• [SHORT PROBLEM]
Search the listing below for "Vulnerabilities". Copy each matching line.

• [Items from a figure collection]
- - - - - - -

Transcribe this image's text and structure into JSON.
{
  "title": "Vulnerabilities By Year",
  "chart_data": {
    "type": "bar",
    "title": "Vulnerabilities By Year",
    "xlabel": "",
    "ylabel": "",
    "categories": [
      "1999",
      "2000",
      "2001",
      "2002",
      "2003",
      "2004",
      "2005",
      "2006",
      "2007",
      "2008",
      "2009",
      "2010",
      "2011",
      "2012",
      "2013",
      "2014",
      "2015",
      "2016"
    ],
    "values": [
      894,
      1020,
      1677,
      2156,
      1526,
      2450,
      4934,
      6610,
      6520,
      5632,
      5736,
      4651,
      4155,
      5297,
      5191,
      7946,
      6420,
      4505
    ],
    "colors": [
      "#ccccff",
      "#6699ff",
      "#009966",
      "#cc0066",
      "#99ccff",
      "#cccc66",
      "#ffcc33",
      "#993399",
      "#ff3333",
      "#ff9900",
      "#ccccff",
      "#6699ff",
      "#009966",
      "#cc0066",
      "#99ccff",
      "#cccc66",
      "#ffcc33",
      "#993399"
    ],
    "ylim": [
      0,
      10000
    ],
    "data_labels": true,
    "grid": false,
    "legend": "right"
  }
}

- - - - - - -

• [EXERCISE RESPONSE]
  "title": "Vulnerabilities By Year",
    "title": "Vulnerabilities By Year",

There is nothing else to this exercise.